**SET EXERCISE**
Retype each line exactly. Skip images.
**** INPUT DATA
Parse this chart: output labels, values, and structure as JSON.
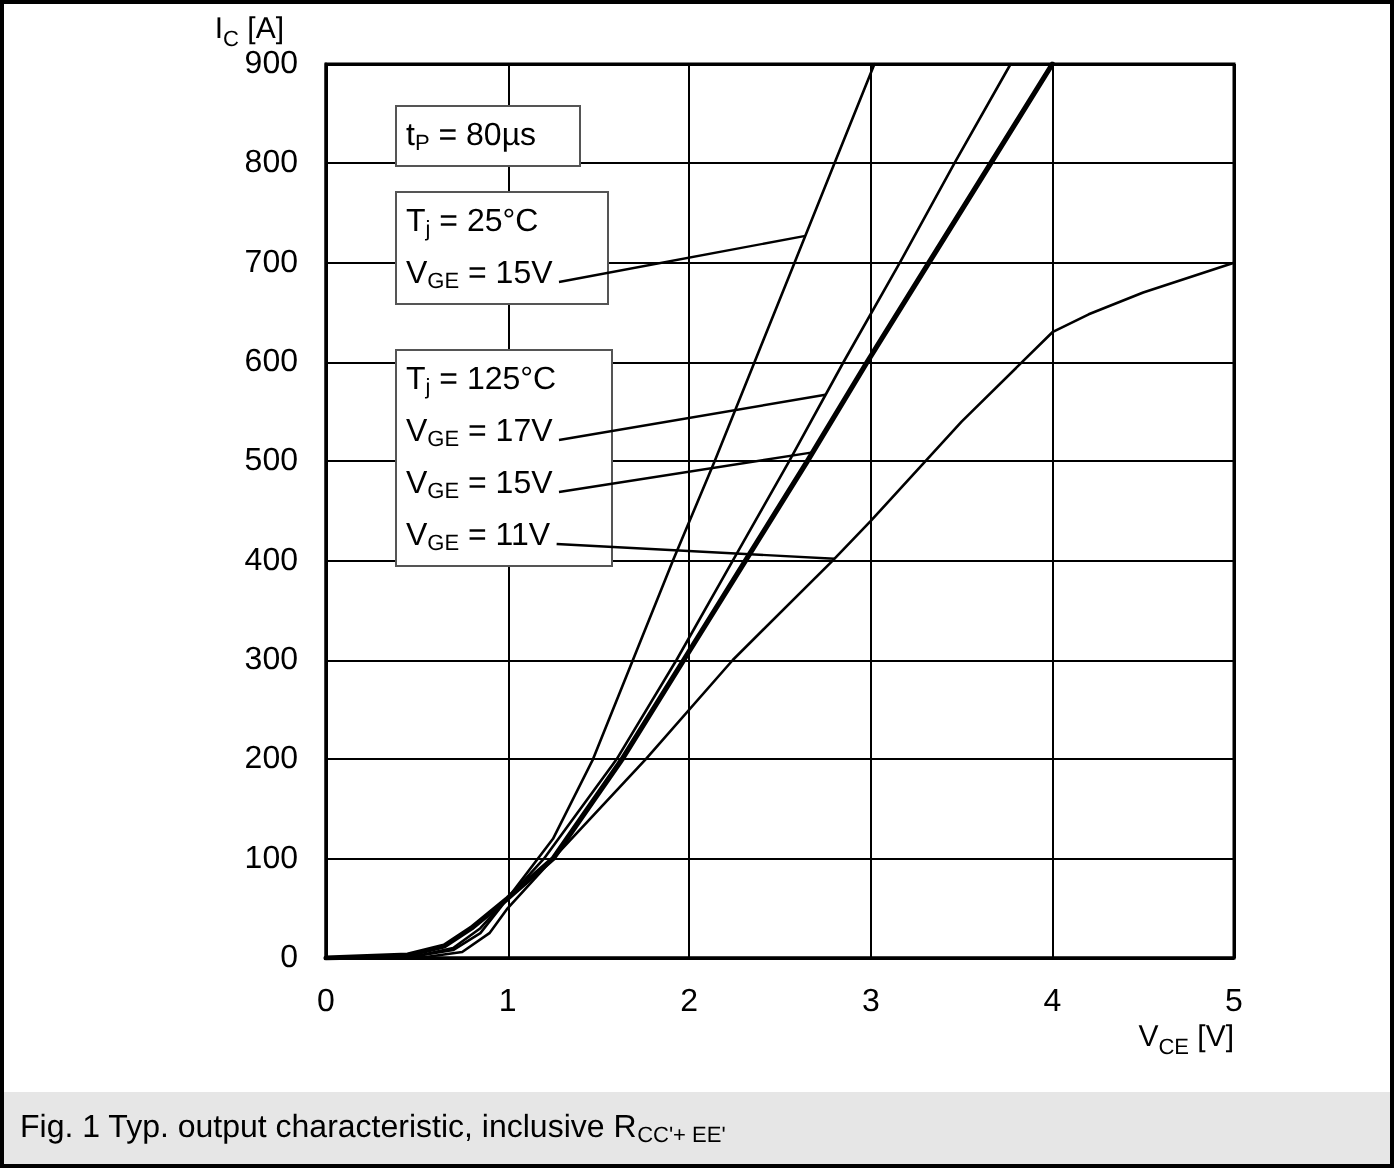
{
  "chart_data": {
    "type": "line",
    "xlabel": "V$_{CE}$ [V]",
    "ylabel": "I$_{C}$ [A]",
    "series": [
      {
        "color": "#000000",
        "x": [
          0,
          0.5,
          0.7,
          0.85,
          1,
          1.25,
          1.47,
          1.69,
          1.91,
          2.14,
          2.36,
          2.58,
          2.8,
          3.02
        ],
        "values": [
          0,
          2,
          10,
          30,
          60,
          120,
          200,
          300,
          400,
          500,
          600,
          700,
          800,
          900
        ]
      },
      {
        "color": "#000000",
        "x": [
          0,
          0.5,
          0.7,
          0.85,
          1,
          1.2,
          1.6,
          1.93,
          2.24,
          2.55,
          2.85,
          3.16,
          3.46,
          3.77
        ],
        "values": [
          0,
          2,
          8,
          25,
          60,
          100,
          200,
          300,
          400,
          500,
          600,
          700,
          800,
          900
        ]
      },
      {
        "color": "#000000",
        "x": [
          0,
          0.45,
          0.65,
          0.8,
          1,
          1.25,
          1.63,
          1.97,
          2.31,
          2.65,
          2.98,
          3.32,
          3.66,
          4.0
        ],
        "values": [
          0,
          3,
          12,
          30,
          60,
          100,
          200,
          300,
          400,
          500,
          600,
          700,
          800,
          900
        ]
      },
      {
        "color": "#000000",
        "x": [
          0,
          0.55,
          0.75,
          0.9,
          1,
          1.25,
          1.76,
          2.24,
          2.79,
          3.0,
          3.5,
          4.0,
          4.2,
          4.5,
          5.0
        ],
        "values": [
          0,
          1,
          6,
          25,
          50,
          100,
          200,
          300,
          400,
          440,
          540,
          630,
          648,
          670,
          700
        ]
      }
    ],
    "xlim": [
      0,
      5
    ],
    "xticks": [
      0,
      1,
      2,
      3,
      4,
      5
    ],
    "ylim": [
      0,
      900
    ],
    "yticks": [
      0,
      100,
      200,
      300,
      400,
      500,
      600,
      700,
      800,
      900
    ],
    "grid": true,
    "marker": "none",
    "line_style": "solid",
    "annotations": [
      "t$_{P}$ = 80µs",
      "T$_{j}$ = 25°C",
      {
        "text": "V$_{GE}$ = 15V",
        "x": 2.64,
        "y": 727
      },
      "T$_{j}$ = 125°C",
      {
        "text": "V$_{GE}$ = 17V",
        "x": 2.75,
        "y": 567
      },
      {
        "text": "V$_{GE}$ = 15V",
        "x": 2.68,
        "y": 509
      },
      {
        "text": "V$_{GE}$ = 11V",
        "x": 2.8,
        "y": 402
      },
      "Fig. 1 Typ. output characteristic, inclusive R$_{CC'+ EE'}$"
    ]
  }
}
********
**ANSWER FOR THE TASK**
Parse this chart: output labels, values, and structure as JSON.
{
  "chart_data": {
    "type": "line",
    "xlabel": "V$_{CE}$ [V]",
    "ylabel": "I$_{C}$ [A]",
    "series": [
      {
        "color": "#000000",
        "x": [
          0,
          0.5,
          0.7,
          0.85,
          1,
          1.25,
          1.47,
          1.69,
          1.91,
          2.14,
          2.36,
          2.58,
          2.8,
          3.02
        ],
        "values": [
          0,
          2,
          10,
          30,
          60,
          120,
          200,
          300,
          400,
          500,
          600,
          700,
          800,
          900
        ]
      },
      {
        "color": "#000000",
        "x": [
          0,
          0.5,
          0.7,
          0.85,
          1,
          1.2,
          1.6,
          1.93,
          2.24,
          2.55,
          2.85,
          3.16,
          3.46,
          3.77
        ],
        "values": [
          0,
          2,
          8,
          25,
          60,
          100,
          200,
          300,
          400,
          500,
          600,
          700,
          800,
          900
        ]
      },
      {
        "color": "#000000",
        "x": [
          0,
          0.45,
          0.65,
          0.8,
          1,
          1.25,
          1.63,
          1.97,
          2.31,
          2.65,
          2.98,
          3.32,
          3.66,
          4.0
        ],
        "values": [
          0,
          3,
          12,
          30,
          60,
          100,
          200,
          300,
          400,
          500,
          600,
          700,
          800,
          900
        ]
      },
      {
        "color": "#000000",
        "x": [
          0,
          0.55,
          0.75,
          0.9,
          1,
          1.25,
          1.76,
          2.24,
          2.79,
          3.0,
          3.5,
          4.0,
          4.2,
          4.5,
          5.0
        ],
        "values": [
          0,
          1,
          6,
          25,
          50,
          100,
          200,
          300,
          400,
          440,
          540,
          630,
          648,
          670,
          700
        ]
      }
    ],
    "xlim": [
      0,
      5
    ],
    "xticks": [
      0,
      1,
      2,
      3,
      4,
      5
    ],
    "ylim": [
      0,
      900
    ],
    "yticks": [
      0,
      100,
      200,
      300,
      400,
      500,
      600,
      700,
      800,
      900
    ],
    "grid": true,
    "marker": "none",
    "line_style": "solid",
    "annotations": [
      "t$_{P}$ = 80µs",
      "T$_{j}$ = 25°C",
      {
        "text": "V$_{GE}$ = 15V",
        "x": 2.64,
        "y": 727
      },
      "T$_{j}$ = 125°C",
      {
        "text": "V$_{GE}$ = 17V",
        "x": 2.75,
        "y": 567
      },
      {
        "text": "V$_{GE}$ = 15V",
        "x": 2.68,
        "y": 509
      },
      {
        "text": "V$_{GE}$ = 11V",
        "x": 2.8,
        "y": 402
      },
      "Fig. 1 Typ. output characteristic, inclusive R$_{CC'+ EE'}$"
    ]
  }
}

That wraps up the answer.